_What needs to be done_: Copy each line holding the string "AppLandingViewAccess".

_Supplied data_:
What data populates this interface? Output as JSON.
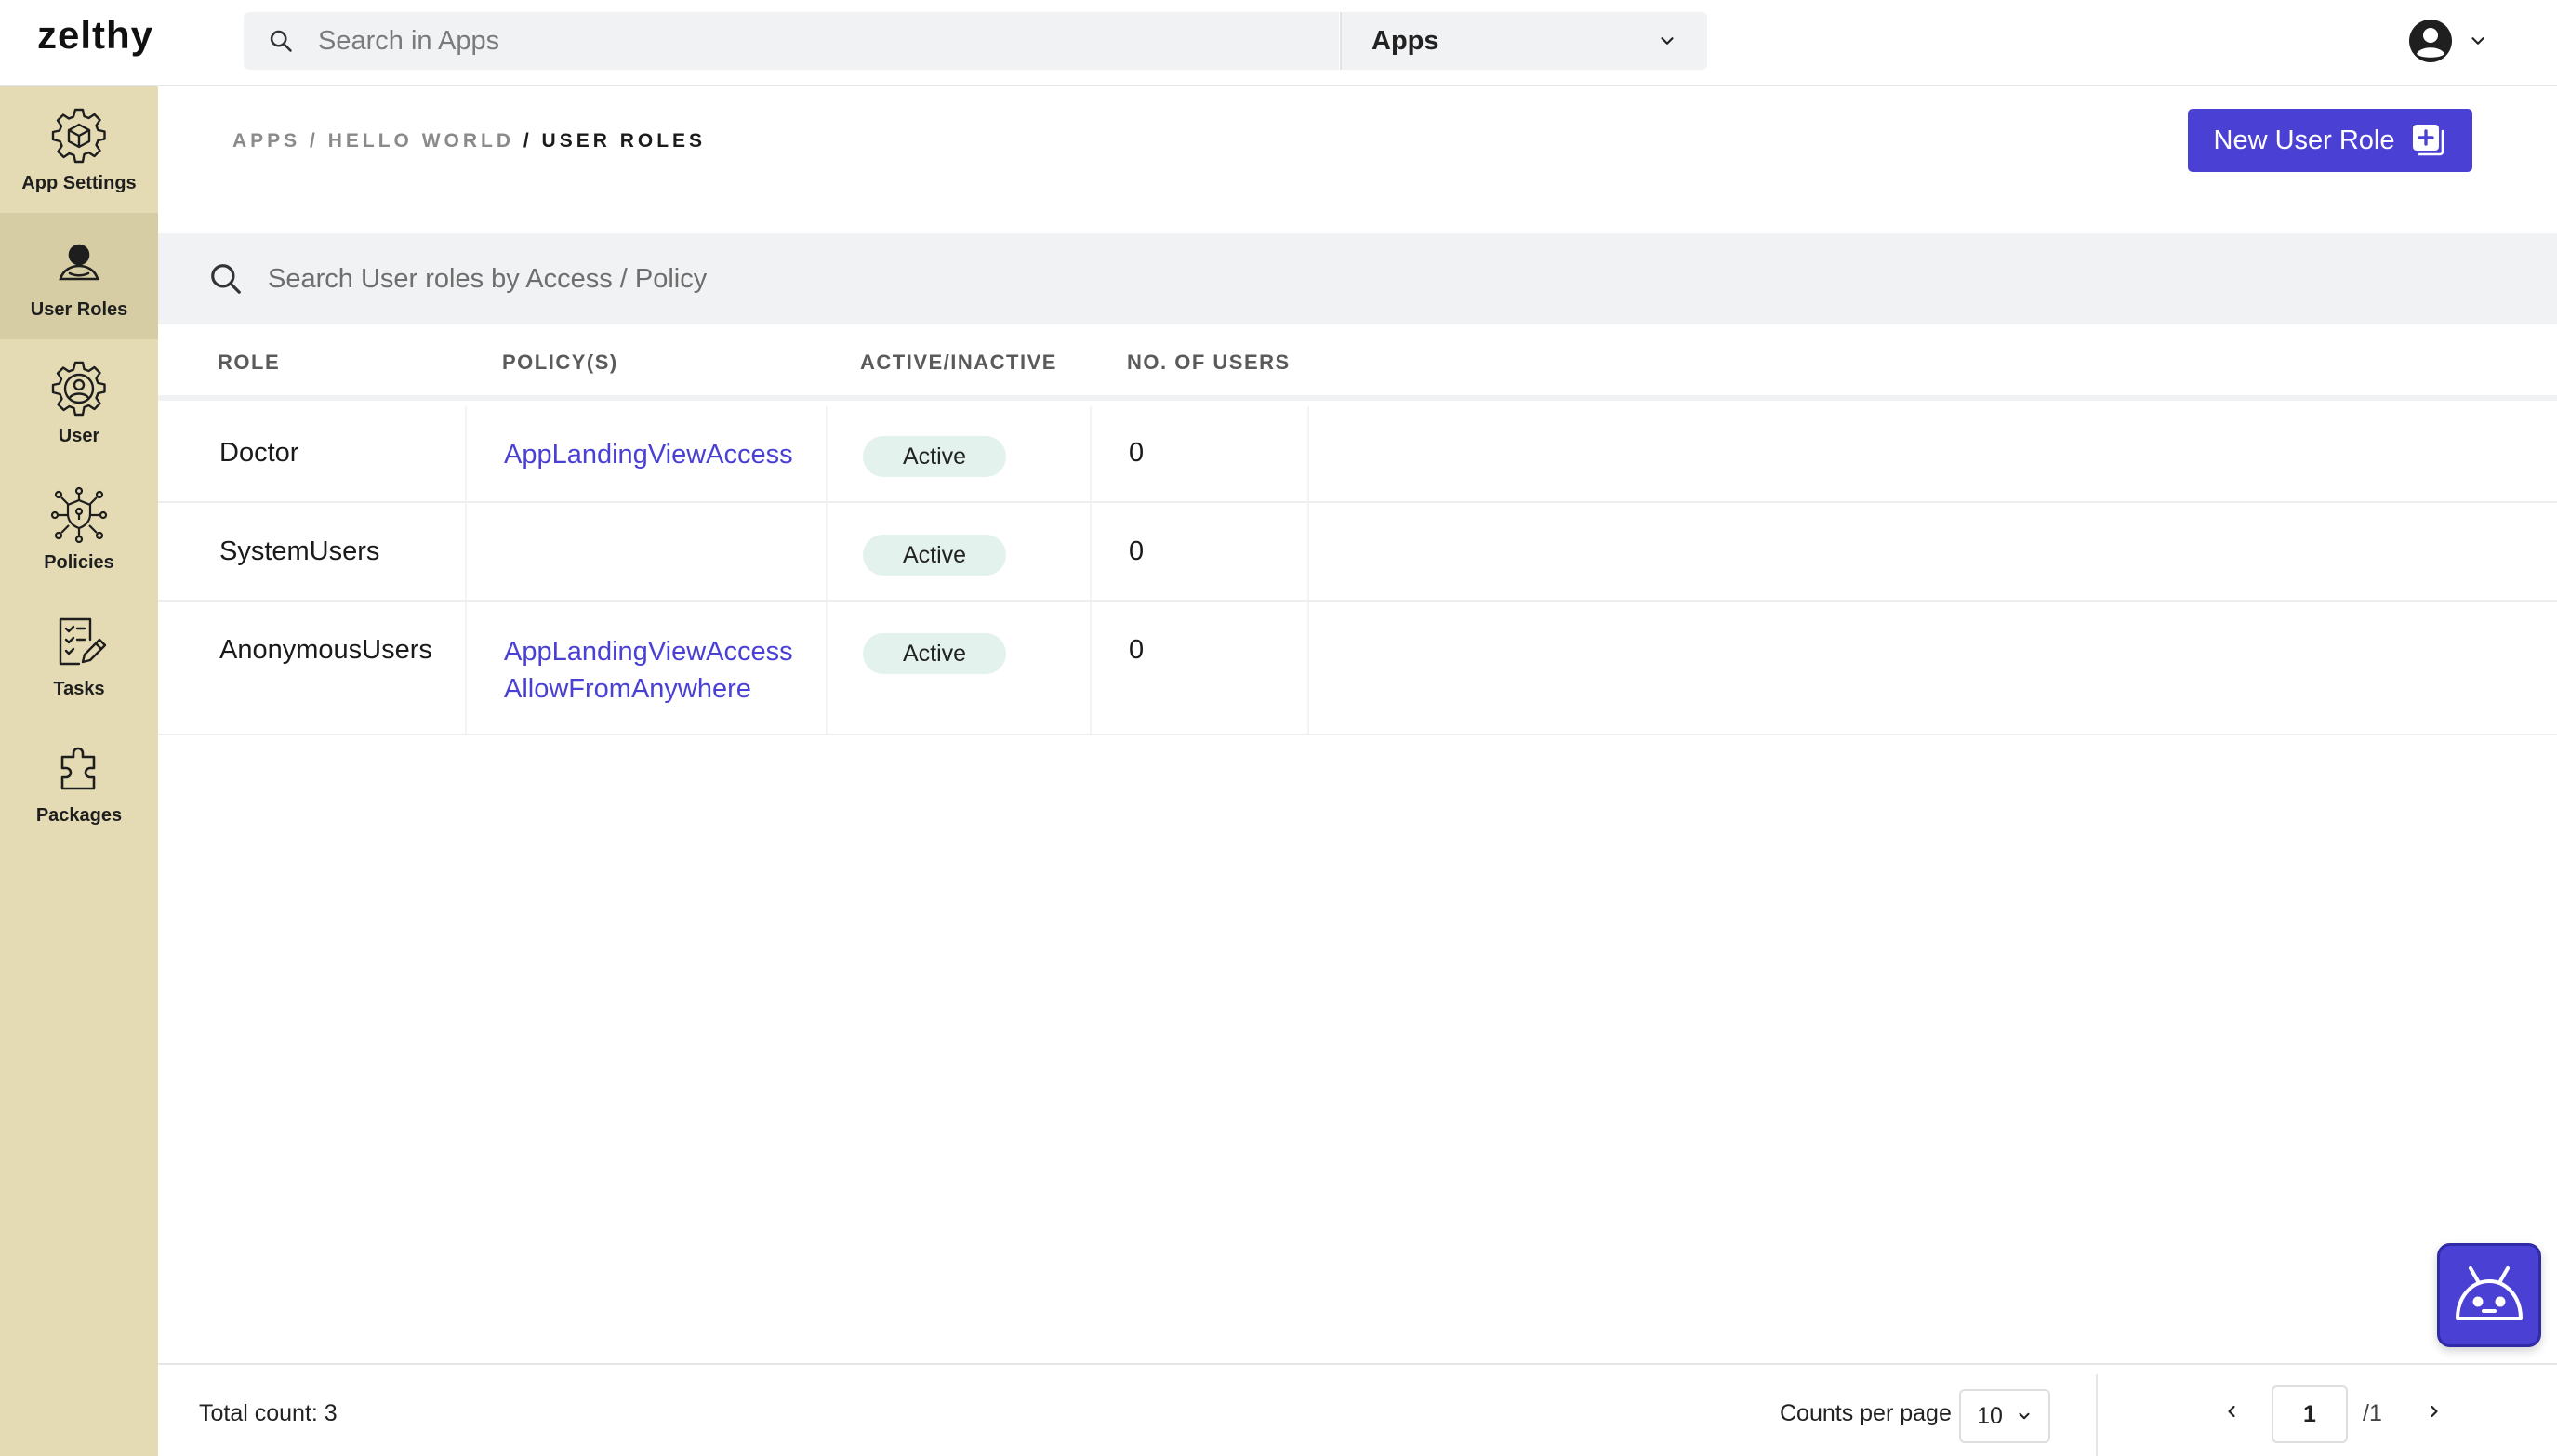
{
  "app": {
    "logo": "zelthy"
  },
  "header": {
    "search_placeholder": "Search in Apps",
    "apps_select_value": "Apps"
  },
  "sidebar": {
    "items": [
      {
        "label": "App Settings",
        "icon": "gear-cube-icon",
        "active": false
      },
      {
        "label": "User Roles",
        "icon": "user-role-icon",
        "active": true
      },
      {
        "label": "User",
        "icon": "user-gear-icon",
        "active": false
      },
      {
        "label": "Policies",
        "icon": "policy-network-icon",
        "active": false
      },
      {
        "label": "Tasks",
        "icon": "task-list-icon",
        "active": false
      },
      {
        "label": "Packages",
        "icon": "puzzle-icon",
        "active": false
      }
    ]
  },
  "breadcrumb": {
    "apps": "APPS",
    "sep1": " / ",
    "app_name": "HELLO WORLD",
    "sep2": " / ",
    "current": "USER ROLES"
  },
  "actions": {
    "new_user_role_label": "New User Role"
  },
  "table": {
    "search_placeholder": "Search User roles by Access / Policy",
    "columns": {
      "role": "ROLE",
      "policies": "POLICY(S)",
      "status": "ACTIVE/INACTIVE",
      "users": "NO. OF USERS"
    },
    "rows": [
      {
        "role": "Doctor",
        "policies": [
          "AppLandingViewAccess"
        ],
        "status": "Active",
        "users": "0"
      },
      {
        "role": "SystemUsers",
        "policies": [],
        "status": "Active",
        "users": "0"
      },
      {
        "role": "AnonymousUsers",
        "policies": [
          "AppLandingViewAccess",
          "AllowFromAnywhere"
        ],
        "status": "Active",
        "users": "0"
      }
    ]
  },
  "footer": {
    "total_count": "Total count: 3",
    "counts_per_page_label": "Counts per page",
    "counts_per_page_value": "10",
    "page_current": "1",
    "page_total": "/1"
  },
  "colors": {
    "accent": "#4a40d4",
    "sidebar_bg": "#e4dbb4",
    "sidebar_active": "#d6cda4",
    "badge_bg": "#e3f2ed"
  }
}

_Completed task_:
          "AppLandingViewAccess"
          "AppLandingViewAccess",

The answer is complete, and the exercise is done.